**EXERCISE PROMPT:** Only lines holding the string "legend" are wanted; copy each one from the material.

● ● ●

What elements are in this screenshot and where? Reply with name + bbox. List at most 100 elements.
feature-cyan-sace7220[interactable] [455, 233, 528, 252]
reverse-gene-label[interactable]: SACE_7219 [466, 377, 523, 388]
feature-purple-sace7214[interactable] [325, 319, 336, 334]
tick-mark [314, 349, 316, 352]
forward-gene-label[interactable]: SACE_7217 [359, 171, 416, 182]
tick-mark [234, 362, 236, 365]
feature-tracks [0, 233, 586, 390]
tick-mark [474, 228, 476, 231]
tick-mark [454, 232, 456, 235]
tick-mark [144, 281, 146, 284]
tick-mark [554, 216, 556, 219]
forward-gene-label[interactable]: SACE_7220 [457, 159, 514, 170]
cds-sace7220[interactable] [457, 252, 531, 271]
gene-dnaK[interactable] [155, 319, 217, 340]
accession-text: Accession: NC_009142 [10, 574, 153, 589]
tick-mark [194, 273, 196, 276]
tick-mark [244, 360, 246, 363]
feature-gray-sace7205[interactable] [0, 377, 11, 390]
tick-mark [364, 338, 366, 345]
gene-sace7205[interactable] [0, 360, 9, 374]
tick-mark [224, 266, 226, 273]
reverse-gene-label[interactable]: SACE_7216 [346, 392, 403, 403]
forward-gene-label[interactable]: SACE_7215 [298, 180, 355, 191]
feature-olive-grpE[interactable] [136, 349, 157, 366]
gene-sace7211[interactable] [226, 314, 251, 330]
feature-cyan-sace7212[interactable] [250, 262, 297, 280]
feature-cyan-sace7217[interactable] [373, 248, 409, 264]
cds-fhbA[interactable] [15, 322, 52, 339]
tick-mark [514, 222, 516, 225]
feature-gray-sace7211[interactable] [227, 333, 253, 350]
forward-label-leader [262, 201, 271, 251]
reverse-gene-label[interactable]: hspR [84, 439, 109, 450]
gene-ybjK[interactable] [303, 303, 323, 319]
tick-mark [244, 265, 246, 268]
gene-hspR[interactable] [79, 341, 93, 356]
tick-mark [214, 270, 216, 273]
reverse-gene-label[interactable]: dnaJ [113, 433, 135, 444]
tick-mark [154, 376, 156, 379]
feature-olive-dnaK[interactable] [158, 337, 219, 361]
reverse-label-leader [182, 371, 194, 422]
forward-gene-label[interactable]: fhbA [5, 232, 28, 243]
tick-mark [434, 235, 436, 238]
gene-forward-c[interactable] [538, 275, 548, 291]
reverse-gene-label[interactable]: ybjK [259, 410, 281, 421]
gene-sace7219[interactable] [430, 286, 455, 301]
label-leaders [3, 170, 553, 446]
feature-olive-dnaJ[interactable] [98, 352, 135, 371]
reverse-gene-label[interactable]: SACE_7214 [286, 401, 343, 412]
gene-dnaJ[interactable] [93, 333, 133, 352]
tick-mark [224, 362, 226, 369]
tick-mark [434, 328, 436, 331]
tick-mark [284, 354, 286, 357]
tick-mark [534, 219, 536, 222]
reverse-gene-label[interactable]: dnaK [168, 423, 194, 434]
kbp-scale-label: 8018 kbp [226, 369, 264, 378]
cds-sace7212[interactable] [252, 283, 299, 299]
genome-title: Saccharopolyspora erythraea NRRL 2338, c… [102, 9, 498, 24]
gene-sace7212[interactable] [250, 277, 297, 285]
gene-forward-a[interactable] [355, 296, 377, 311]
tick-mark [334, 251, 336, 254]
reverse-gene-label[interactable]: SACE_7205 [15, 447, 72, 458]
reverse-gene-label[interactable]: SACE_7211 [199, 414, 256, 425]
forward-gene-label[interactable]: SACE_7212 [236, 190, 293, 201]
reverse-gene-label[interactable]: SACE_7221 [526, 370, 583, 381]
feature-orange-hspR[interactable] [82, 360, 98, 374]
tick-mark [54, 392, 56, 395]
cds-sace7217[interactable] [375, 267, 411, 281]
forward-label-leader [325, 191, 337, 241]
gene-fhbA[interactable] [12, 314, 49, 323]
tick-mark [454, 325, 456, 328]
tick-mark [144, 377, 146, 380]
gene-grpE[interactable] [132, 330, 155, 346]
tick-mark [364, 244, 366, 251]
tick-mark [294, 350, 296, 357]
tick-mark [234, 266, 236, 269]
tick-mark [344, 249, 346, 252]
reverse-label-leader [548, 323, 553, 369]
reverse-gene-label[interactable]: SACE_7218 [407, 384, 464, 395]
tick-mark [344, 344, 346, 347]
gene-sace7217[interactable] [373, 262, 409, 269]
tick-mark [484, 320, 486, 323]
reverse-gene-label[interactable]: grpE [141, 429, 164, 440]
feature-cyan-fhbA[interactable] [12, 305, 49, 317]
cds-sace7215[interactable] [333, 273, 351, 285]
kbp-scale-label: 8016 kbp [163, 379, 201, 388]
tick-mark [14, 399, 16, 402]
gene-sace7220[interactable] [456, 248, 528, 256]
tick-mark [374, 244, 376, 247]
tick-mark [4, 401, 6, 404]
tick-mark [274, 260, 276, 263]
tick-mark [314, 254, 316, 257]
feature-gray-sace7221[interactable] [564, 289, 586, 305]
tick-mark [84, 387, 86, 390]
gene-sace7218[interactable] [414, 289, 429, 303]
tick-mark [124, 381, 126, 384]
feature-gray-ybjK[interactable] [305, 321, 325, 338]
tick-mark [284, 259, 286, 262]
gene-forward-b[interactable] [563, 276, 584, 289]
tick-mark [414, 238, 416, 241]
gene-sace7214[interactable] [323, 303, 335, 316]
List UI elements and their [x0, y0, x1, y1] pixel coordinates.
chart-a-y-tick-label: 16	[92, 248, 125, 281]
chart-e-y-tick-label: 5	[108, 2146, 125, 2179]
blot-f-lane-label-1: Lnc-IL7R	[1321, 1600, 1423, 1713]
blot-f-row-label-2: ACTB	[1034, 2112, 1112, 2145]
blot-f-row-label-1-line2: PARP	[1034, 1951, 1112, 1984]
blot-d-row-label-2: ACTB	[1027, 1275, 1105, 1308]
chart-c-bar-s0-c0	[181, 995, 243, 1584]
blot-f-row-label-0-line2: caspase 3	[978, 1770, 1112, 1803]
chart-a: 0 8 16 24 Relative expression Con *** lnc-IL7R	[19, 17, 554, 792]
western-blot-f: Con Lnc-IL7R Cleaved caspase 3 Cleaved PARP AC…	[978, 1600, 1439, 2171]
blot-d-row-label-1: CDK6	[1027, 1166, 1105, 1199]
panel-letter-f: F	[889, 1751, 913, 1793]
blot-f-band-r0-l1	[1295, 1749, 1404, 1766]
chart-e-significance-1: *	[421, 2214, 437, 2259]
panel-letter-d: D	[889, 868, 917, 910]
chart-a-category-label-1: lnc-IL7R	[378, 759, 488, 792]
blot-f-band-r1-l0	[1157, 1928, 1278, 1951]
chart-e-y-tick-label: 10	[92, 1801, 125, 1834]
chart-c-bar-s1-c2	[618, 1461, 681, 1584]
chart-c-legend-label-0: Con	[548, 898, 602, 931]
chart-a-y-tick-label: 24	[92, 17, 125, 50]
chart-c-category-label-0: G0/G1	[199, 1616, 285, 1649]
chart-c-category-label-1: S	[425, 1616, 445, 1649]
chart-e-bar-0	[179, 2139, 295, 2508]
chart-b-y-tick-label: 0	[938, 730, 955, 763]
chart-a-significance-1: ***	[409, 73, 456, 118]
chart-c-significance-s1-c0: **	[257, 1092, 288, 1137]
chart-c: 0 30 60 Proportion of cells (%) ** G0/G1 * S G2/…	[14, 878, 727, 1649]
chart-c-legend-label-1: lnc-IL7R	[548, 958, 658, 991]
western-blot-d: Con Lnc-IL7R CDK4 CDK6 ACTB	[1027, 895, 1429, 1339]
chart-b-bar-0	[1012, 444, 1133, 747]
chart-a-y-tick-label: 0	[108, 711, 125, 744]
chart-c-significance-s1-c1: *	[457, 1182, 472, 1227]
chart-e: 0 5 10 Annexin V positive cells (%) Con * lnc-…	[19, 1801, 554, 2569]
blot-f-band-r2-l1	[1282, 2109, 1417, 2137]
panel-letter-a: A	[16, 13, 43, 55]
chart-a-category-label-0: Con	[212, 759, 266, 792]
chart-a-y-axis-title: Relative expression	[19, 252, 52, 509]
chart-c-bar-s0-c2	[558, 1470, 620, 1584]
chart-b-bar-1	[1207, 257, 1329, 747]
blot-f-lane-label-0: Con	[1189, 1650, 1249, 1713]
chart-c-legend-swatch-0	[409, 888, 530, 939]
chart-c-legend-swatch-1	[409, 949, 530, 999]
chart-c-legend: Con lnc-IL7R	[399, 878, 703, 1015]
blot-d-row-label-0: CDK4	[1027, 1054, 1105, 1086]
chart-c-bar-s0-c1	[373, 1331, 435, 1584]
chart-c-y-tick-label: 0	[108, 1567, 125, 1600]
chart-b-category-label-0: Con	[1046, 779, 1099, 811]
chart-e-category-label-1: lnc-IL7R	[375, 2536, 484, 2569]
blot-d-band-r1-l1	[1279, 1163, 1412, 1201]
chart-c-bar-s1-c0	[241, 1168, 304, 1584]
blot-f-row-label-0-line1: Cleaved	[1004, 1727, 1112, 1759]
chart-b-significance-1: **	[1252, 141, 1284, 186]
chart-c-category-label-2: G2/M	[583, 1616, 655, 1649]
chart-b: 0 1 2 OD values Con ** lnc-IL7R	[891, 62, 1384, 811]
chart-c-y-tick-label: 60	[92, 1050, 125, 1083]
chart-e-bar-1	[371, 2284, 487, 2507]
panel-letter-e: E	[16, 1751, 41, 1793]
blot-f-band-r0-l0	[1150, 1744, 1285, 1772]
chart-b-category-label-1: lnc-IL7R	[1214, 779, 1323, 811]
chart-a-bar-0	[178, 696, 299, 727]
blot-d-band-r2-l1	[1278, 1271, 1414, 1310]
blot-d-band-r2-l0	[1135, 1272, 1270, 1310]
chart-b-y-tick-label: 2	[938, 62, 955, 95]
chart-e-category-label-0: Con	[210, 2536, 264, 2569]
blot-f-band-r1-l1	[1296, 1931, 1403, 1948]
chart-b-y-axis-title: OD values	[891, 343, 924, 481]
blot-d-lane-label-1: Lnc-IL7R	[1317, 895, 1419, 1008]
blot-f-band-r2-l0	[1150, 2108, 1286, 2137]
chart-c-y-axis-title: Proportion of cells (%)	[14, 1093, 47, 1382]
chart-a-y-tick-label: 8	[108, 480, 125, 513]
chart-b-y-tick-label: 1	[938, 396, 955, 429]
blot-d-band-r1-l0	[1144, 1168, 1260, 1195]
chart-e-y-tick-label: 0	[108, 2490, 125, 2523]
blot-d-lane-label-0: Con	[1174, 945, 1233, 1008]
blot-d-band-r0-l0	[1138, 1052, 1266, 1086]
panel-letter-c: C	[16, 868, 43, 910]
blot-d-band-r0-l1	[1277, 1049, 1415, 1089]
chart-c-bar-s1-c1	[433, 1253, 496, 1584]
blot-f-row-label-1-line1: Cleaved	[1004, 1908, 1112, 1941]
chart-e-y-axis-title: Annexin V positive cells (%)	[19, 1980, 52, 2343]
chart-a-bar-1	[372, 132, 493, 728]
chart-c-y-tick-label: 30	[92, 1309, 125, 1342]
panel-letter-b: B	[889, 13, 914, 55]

● ● ●

**OUTPUT OF THE EXERCISE:**
chart-c-legend-label-0: Con	[548, 898, 602, 931]
chart-c-legend-label-1: lnc-IL7R	[548, 958, 658, 991]
chart-c-legend-swatch-0	[409, 888, 530, 939]
chart-c-legend-swatch-1	[409, 949, 530, 999]
chart-c-legend: Con lnc-IL7R	[399, 878, 703, 1015]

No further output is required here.